REQUIRED TASK: Set the listing down again exactly, please, apart from its pictures.

MATERIALS PROVIDED:
────────────────────

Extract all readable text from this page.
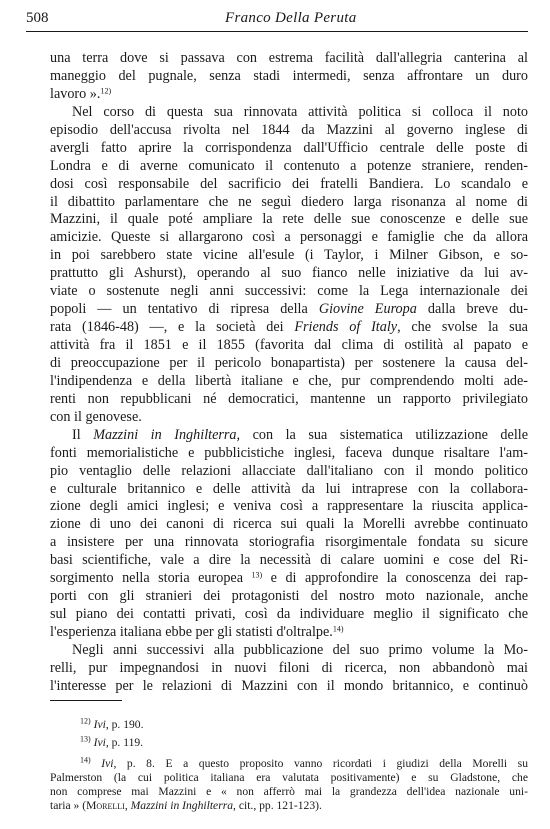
508	Franco Della Peruta
una terra dove si passava con estrema facilità dall'allegria canterina al
maneggio del pugnale, senza stadi intermedi, senza affrontare un duro
lavoro ».$^{12)}$
Nel corso di questa sua rinnovata attività politica si colloca il noto
episodio dell'accusa rivolta nel 1844 da Mazzini al governo inglese di
avergli fatto aprire la corrispondenza dall'Ufficio centrale delle poste di
Londra e di averne comunicato il contenuto a potenze straniere, renden-
dosi così responsabile del sacrificio dei fratelli Bandiera. Lo scandalo e
il dibattito parlamentare che ne seguì diedero larga risonanza al nome di
Mazzini, il quale poté ampliare la rete delle sue conoscenze e delle sue
amicizie. Queste si allargarono così a personaggi e famiglie che da allora
in poi sarebbero state vicine all'esule (i Taylor, i Milner Gibson, e so-
prattutto gli Ashurst), operando al suo fianco nelle iniziative da lui av-
viate o sostenute negli anni successivi: come la Lega internazionale dei
popoli — un tentativo di ripresa della Giovine Europa dalla breve du-
rata (1846-48) —, e la società dei Friends of Italy, che svolse la sua
attività fra il 1851 e il 1855 (favorita dal clima di ostilità al papato e
di preoccupazione per il pericolo bonapartista) per sostenere la causa del-
l'indipendenza e della libertà italiane e che, pur comprendendo molti ade-
renti non repubblicani né democratici, mantenne un rapporto privilegiato
con il genovese.
Il Mazzini in Inghilterra, con la sua sistematica utilizzazione delle
fonti memorialistiche e pubblicistiche inglesi, faceva dunque risaltare l'am-
pio ventaglio delle relazioni allacciate dall'italiano con il mondo politico
e culturale britannico e delle attività da lui intraprese con la collabora-
zione degli amici inglesi; e veniva così a rappresentare la riuscita applica-
zione di uno dei canoni di ricerca sui quali la Morelli avrebbe continuato
a insistere per una rinnovata storiografia risorgimentale fondata su sicure
basi scientifiche, vale a dire la necessità di calare uomini e cose del Ri-
sorgimento nella storia europea $^{13)}$ e di approfondire la conoscenza dei rap-
porti con gli stranieri dei protagonisti del nostro moto nazionale, anche
sul piano dei contatti privati, così da individuare meglio il significato che
l'esperienza italiana ebbe per gli statisti d'oltralpe.$^{14)}$
Negli anni successivi alla pubblicazione del suo primo volume la Mo-
relli, pur impegnandosi in nuovi filoni di ricerca, non abbandonò mai
l'interesse per le relazioni di Mazzini con il mondo britannico, e continuò
$^{12)}$ Ivi, p. 190.
$^{13)}$ Ivi, p. 119.
$^{14)}$ Ivi, p. 8. E a questo proposito vanno ricordati i giudizi della Morelli su
Palmerston (la cui politica italiana era valutata positivamente) e su Gladstone, che
non comprese mai Mazzini e « non afferrò mai la grandezza dell'idea nazionale uni-
taria » (Morelli, Mazzini in Inghilterra, cit., pp. 121-123).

────────────────────

OUTPUT OF THE EXERCISE:
Extract all readable text from this page.
508	Franco Della Peruta
una terra dove si passava con estrema facilità dall'allegria canterina al
maneggio del pugnale, senza stadi intermedi, senza affrontare un duro
lavoro ».$^{12)}$
Nel corso di questa sua rinnovata attività politica si colloca il noto
episodio dell'accusa rivolta nel 1844 da Mazzini al governo inglese di
avergli fatto aprire la corrispondenza dall'Ufficio centrale delle poste di
Londra e di averne comunicato il contenuto a potenze straniere, renden-
dosi così responsabile del sacrificio dei fratelli Bandiera. Lo scandalo e
il dibattito parlamentare che ne seguì diedero larga risonanza al nome di
Mazzini, il quale poté ampliare la rete delle sue conoscenze e delle sue
amicizie. Queste si allargarono così a personaggi e famiglie che da allora
in poi sarebbero state vicine all'esule (i Taylor, i Milner Gibson, e so-
prattutto gli Ashurst), operando al suo fianco nelle iniziative da lui av-
viate o sostenute negli anni successivi: come la Lega internazionale dei
popoli — un tentativo di ripresa della Giovine Europa dalla breve du-
rata (1846-48) —, e la società dei Friends of Italy, che svolse la sua
attività fra il 1851 e il 1855 (favorita dal clima di ostilità al papato e
di preoccupazione per il pericolo bonapartista) per sostenere la causa del-
l'indipendenza e della libertà italiane e che, pur comprendendo molti ade-
renti non repubblicani né democratici, mantenne un rapporto privilegiato
con il genovese.
Il Mazzini in Inghilterra, con la sua sistematica utilizzazione delle
fonti memorialistiche e pubblicistiche inglesi, faceva dunque risaltare l'am-
pio ventaglio delle relazioni allacciate dall'italiano con il mondo politico
e culturale britannico e delle attività da lui intraprese con la collabora-
zione degli amici inglesi; e veniva così a rappresentare la riuscita applica-
zione di uno dei canoni di ricerca sui quali la Morelli avrebbe continuato
a insistere per una rinnovata storiografia risorgimentale fondata su sicure
basi scientifiche, vale a dire la necessità di calare uomini e cose del Ri-
sorgimento nella storia europea $^{13)}$ e di approfondire la conoscenza dei rap-
porti con gli stranieri dei protagonisti del nostro moto nazionale, anche
sul piano dei contatti privati, così da individuare meglio il significato che
l'esperienza italiana ebbe per gli statisti d'oltralpe.$^{14)}$
Negli anni successivi alla pubblicazione del suo primo volume la Mo-
relli, pur impegnandosi in nuovi filoni di ricerca, non abbandonò mai
l'interesse per le relazioni di Mazzini con il mondo britannico, e continuò
$^{12)}$ Ivi, p. 190.
$^{13)}$ Ivi, p. 119.
$^{14)}$ Ivi, p. 8. E a questo proposito vanno ricordati i giudizi della Morelli su
Palmerston (la cui politica italiana era valutata positivamente) e su Gladstone, che
non comprese mai Mazzini e « non afferrò mai la grandezza dell'idea nazionale uni-
taria » (Morelli, Mazzini in Inghilterra, cit., pp. 121-123).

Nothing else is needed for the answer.